*Recorded data*

_ _ _ _ _

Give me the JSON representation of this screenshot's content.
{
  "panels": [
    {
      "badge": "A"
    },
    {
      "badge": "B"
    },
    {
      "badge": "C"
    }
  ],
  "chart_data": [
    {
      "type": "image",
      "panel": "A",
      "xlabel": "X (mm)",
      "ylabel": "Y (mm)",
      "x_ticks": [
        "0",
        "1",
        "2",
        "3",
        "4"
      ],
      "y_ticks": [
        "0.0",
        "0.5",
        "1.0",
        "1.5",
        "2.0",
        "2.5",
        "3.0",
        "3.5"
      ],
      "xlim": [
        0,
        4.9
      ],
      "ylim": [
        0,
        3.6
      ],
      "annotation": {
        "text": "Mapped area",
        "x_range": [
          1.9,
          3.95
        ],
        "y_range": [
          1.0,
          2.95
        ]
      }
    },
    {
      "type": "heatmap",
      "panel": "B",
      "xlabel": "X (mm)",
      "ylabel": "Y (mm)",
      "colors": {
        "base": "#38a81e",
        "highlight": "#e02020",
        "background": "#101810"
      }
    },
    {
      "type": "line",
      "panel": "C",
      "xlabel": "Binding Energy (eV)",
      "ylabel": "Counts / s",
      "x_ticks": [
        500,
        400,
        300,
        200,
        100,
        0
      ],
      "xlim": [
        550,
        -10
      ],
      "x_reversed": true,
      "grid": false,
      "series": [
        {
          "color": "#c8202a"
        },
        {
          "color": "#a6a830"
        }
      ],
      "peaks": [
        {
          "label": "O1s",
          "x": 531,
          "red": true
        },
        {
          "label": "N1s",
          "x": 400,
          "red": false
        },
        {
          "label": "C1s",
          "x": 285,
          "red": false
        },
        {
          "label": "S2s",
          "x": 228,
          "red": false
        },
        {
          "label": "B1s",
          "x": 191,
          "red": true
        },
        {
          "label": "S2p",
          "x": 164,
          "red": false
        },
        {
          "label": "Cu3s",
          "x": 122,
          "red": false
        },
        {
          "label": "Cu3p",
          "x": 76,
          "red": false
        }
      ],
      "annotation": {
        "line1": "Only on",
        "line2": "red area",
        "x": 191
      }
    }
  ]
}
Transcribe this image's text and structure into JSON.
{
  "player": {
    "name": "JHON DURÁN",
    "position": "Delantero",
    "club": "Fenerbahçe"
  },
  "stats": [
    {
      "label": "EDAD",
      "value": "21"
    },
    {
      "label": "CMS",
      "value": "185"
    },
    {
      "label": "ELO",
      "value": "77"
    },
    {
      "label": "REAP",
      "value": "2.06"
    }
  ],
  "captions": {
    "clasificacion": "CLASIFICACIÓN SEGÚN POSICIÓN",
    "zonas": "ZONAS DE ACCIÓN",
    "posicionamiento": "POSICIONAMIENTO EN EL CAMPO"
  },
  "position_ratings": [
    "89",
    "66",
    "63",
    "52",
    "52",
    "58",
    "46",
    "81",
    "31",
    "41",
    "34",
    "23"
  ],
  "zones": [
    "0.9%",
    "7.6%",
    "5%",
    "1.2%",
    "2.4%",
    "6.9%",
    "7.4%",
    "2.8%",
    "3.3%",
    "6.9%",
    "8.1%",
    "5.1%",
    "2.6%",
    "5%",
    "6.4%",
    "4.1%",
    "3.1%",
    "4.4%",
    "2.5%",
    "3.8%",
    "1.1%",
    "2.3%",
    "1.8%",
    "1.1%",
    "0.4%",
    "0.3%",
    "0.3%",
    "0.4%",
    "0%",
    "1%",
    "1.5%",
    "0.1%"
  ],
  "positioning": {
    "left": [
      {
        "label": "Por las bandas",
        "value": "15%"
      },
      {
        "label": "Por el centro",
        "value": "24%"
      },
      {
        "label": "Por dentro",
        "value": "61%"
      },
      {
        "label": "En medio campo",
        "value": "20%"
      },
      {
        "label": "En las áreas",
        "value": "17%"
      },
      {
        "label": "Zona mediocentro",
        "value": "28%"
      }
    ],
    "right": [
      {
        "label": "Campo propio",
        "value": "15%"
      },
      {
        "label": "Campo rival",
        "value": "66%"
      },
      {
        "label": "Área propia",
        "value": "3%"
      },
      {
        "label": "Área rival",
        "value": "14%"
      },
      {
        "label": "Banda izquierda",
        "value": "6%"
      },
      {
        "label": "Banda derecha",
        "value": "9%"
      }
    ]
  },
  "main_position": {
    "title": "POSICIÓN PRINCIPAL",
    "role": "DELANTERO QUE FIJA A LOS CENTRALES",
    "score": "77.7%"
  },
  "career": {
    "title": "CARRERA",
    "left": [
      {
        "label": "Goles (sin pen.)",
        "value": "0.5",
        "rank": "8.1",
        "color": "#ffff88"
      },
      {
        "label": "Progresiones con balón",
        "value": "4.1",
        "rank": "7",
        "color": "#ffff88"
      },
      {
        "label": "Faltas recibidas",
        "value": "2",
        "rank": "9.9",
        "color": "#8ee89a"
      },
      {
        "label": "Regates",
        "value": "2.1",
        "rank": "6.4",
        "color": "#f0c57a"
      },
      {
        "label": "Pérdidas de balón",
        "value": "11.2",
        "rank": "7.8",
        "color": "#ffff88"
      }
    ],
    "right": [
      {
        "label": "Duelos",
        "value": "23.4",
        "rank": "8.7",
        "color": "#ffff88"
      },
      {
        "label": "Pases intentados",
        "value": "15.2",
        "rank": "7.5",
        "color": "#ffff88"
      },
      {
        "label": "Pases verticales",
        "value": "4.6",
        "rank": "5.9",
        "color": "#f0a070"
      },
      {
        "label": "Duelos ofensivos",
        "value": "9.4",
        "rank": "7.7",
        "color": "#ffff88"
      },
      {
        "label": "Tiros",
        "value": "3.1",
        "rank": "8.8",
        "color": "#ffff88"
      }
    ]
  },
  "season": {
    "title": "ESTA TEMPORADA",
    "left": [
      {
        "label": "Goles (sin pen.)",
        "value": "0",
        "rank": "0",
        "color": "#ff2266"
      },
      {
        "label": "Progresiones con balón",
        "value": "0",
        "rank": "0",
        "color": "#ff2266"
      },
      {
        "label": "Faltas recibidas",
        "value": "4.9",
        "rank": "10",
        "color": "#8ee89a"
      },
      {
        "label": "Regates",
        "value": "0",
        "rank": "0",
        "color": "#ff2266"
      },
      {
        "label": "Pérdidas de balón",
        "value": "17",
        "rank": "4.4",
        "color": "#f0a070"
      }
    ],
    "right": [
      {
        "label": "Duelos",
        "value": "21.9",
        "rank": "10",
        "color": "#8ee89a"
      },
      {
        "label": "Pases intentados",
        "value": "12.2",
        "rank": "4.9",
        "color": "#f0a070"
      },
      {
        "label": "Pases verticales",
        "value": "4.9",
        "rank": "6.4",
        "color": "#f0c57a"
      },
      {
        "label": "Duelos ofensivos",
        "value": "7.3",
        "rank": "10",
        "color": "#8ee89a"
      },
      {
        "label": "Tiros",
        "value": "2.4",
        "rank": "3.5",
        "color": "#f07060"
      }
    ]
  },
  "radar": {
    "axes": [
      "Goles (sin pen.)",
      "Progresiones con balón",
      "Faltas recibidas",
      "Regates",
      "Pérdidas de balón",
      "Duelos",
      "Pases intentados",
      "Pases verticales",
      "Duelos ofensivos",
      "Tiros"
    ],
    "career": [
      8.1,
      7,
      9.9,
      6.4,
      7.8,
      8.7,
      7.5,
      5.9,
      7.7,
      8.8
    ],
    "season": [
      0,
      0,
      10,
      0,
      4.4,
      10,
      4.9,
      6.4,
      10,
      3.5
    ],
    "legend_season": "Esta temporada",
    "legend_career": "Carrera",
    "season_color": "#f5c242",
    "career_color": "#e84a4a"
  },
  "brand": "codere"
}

_ _ _ _ _

*Set problem*
Repeat each record exactly, leaving nothing out.

*Complete output*
Give me the JSON representation of this screenshot's content.
{
  "panels": [
    {
      "badge": "A"
    },
    {
      "badge": "B"
    },
    {
      "badge": "C"
    }
  ],
  "chart_data": [
    {
      "type": "image",
      "panel": "A",
      "xlabel": "X (mm)",
      "ylabel": "Y (mm)",
      "x_ticks": [
        "0",
        "1",
        "2",
        "3",
        "4"
      ],
      "y_ticks": [
        "0.0",
        "0.5",
        "1.0",
        "1.5",
        "2.0",
        "2.5",
        "3.0",
        "3.5"
      ],
      "xlim": [
        0,
        4.9
      ],
      "ylim": [
        0,
        3.6
      ],
      "annotation": {
        "text": "Mapped area",
        "x_range": [
          1.9,
          3.95
        ],
        "y_range": [
          1.0,
          2.95
        ]
      }
    },
    {
      "type": "heatmap",
      "panel": "B",
      "xlabel": "X (mm)",
      "ylabel": "Y (mm)",
      "colors": {
        "base": "#38a81e",
        "highlight": "#e02020",
        "background": "#101810"
      }
    },
    {
      "type": "line",
      "panel": "C",
      "xlabel": "Binding Energy (eV)",
      "ylabel": "Counts / s",
      "x_ticks": [
        500,
        400,
        300,
        200,
        100,
        0
      ],
      "xlim": [
        550,
        -10
      ],
      "x_reversed": true,
      "grid": false,
      "series": [
        {
          "color": "#c8202a"
        },
        {
          "color": "#a6a830"
        }
      ],
      "peaks": [
        {
          "label": "O1s",
          "x": 531,
          "red": true
        },
        {
          "label": "N1s",
          "x": 400,
          "red": false
        },
        {
          "label": "C1s",
          "x": 285,
          "red": false
        },
        {
          "label": "S2s",
          "x": 228,
          "red": false
        },
        {
          "label": "B1s",
          "x": 191,
          "red": true
        },
        {
          "label": "S2p",
          "x": 164,
          "red": false
        },
        {
          "label": "Cu3s",
          "x": 122,
          "red": false
        },
        {
          "label": "Cu3p",
          "x": 76,
          "red": false
        }
      ],
      "annotation": {
        "line1": "Only on",
        "line2": "red area",
        "x": 191
      }
    }
  ]
}
Transcribe this image's text and structure into JSON.
{
  "player": {
    "name": "JHON DURÁN",
    "position": "Delantero",
    "club": "Fenerbahçe"
  },
  "stats": [
    {
      "label": "EDAD",
      "value": "21"
    },
    {
      "label": "CMS",
      "value": "185"
    },
    {
      "label": "ELO",
      "value": "77"
    },
    {
      "label": "REAP",
      "value": "2.06"
    }
  ],
  "captions": {
    "clasificacion": "CLASIFICACIÓN SEGÚN POSICIÓN",
    "zonas": "ZONAS DE ACCIÓN",
    "posicionamiento": "POSICIONAMIENTO EN EL CAMPO"
  },
  "position_ratings": [
    "89",
    "66",
    "63",
    "52",
    "52",
    "58",
    "46",
    "81",
    "31",
    "41",
    "34",
    "23"
  ],
  "zones": [
    "0.9%",
    "7.6%",
    "5%",
    "1.2%",
    "2.4%",
    "6.9%",
    "7.4%",
    "2.8%",
    "3.3%",
    "6.9%",
    "8.1%",
    "5.1%",
    "2.6%",
    "5%",
    "6.4%",
    "4.1%",
    "3.1%",
    "4.4%",
    "2.5%",
    "3.8%",
    "1.1%",
    "2.3%",
    "1.8%",
    "1.1%",
    "0.4%",
    "0.3%",
    "0.3%",
    "0.4%",
    "0%",
    "1%",
    "1.5%",
    "0.1%"
  ],
  "positioning": {
    "left": [
      {
        "label": "Por las bandas",
        "value": "15%"
      },
      {
        "label": "Por el centro",
        "value": "24%"
      },
      {
        "label": "Por dentro",
        "value": "61%"
      },
      {
        "label": "En medio campo",
        "value": "20%"
      },
      {
        "label": "En las áreas",
        "value": "17%"
      },
      {
        "label": "Zona mediocentro",
        "value": "28%"
      }
    ],
    "right": [
      {
        "label": "Campo propio",
        "value": "15%"
      },
      {
        "label": "Campo rival",
        "value": "66%"
      },
      {
        "label": "Área propia",
        "value": "3%"
      },
      {
        "label": "Área rival",
        "value": "14%"
      },
      {
        "label": "Banda izquierda",
        "value": "6%"
      },
      {
        "label": "Banda derecha",
        "value": "9%"
      }
    ]
  },
  "main_position": {
    "title": "POSICIÓN PRINCIPAL",
    "role": "DELANTERO QUE FIJA A LOS CENTRALES",
    "score": "77.7%"
  },
  "career": {
    "title": "CARRERA",
    "left": [
      {
        "label": "Goles (sin pen.)",
        "value": "0.5",
        "rank": "8.1",
        "color": "#ffff88"
      },
      {
        "label": "Progresiones con balón",
        "value": "4.1",
        "rank": "7",
        "color": "#ffff88"
      },
      {
        "label": "Faltas recibidas",
        "value": "2",
        "rank": "9.9",
        "color": "#8ee89a"
      },
      {
        "label": "Regates",
        "value": "2.1",
        "rank": "6.4",
        "color": "#f0c57a"
      },
      {
        "label": "Pérdidas de balón",
        "value": "11.2",
        "rank": "7.8",
        "color": "#ffff88"
      }
    ],
    "right": [
      {
        "label": "Duelos",
        "value": "23.4",
        "rank": "8.7",
        "color": "#ffff88"
      },
      {
        "label": "Pases intentados",
        "value": "15.2",
        "rank": "7.5",
        "color": "#ffff88"
      },
      {
        "label": "Pases verticales",
        "value": "4.6",
        "rank": "5.9",
        "color": "#f0a070"
      },
      {
        "label": "Duelos ofensivos",
        "value": "9.4",
        "rank": "7.7",
        "color": "#ffff88"
      },
      {
        "label": "Tiros",
        "value": "3.1",
        "rank": "8.8",
        "color": "#ffff88"
      }
    ]
  },
  "season": {
    "title": "ESTA TEMPORADA",
    "left": [
      {
        "label": "Goles (sin pen.)",
        "value": "0",
        "rank": "0",
        "color": "#ff2266"
      },
      {
        "label": "Progresiones con balón",
        "value": "0",
        "rank": "0",
        "color": "#ff2266"
      },
      {
        "label": "Faltas recibidas",
        "value": "4.9",
        "rank": "10",
        "color": "#8ee89a"
      },
      {
        "label": "Regates",
        "value": "0",
        "rank": "0",
        "color": "#ff2266"
      },
      {
        "label": "Pérdidas de balón",
        "value": "17",
        "rank": "4.4",
        "color": "#f0a070"
      }
    ],
    "right": [
      {
        "label": "Duelos",
        "value": "21.9",
        "rank": "10",
        "color": "#8ee89a"
      },
      {
        "label": "Pases intentados",
        "value": "12.2",
        "rank": "4.9",
        "color": "#f0a070"
      },
      {
        "label": "Pases verticales",
        "value": "4.9",
        "rank": "6.4",
        "color": "#f0c57a"
      },
      {
        "label": "Duelos ofensivos",
        "value": "7.3",
        "rank": "10",
        "color": "#8ee89a"
      },
      {
        "label": "Tiros",
        "value": "2.4",
        "rank": "3.5",
        "color": "#f07060"
      }
    ]
  },
  "radar": {
    "axes": [
      "Goles (sin pen.)",
      "Progresiones con balón",
      "Faltas recibidas",
      "Regates",
      "Pérdidas de balón",
      "Duelos",
      "Pases intentados",
      "Pases verticales",
      "Duelos ofensivos",
      "Tiros"
    ],
    "career": [
      8.1,
      7,
      9.9,
      6.4,
      7.8,
      8.7,
      7.5,
      5.9,
      7.7,
      8.8
    ],
    "season": [
      0,
      0,
      10,
      0,
      4.4,
      10,
      4.9,
      6.4,
      10,
      3.5
    ],
    "legend_season": "Esta temporada",
    "legend_career": "Carrera",
    "season_color": "#f5c242",
    "career_color": "#e84a4a"
  },
  "brand": "codere"
}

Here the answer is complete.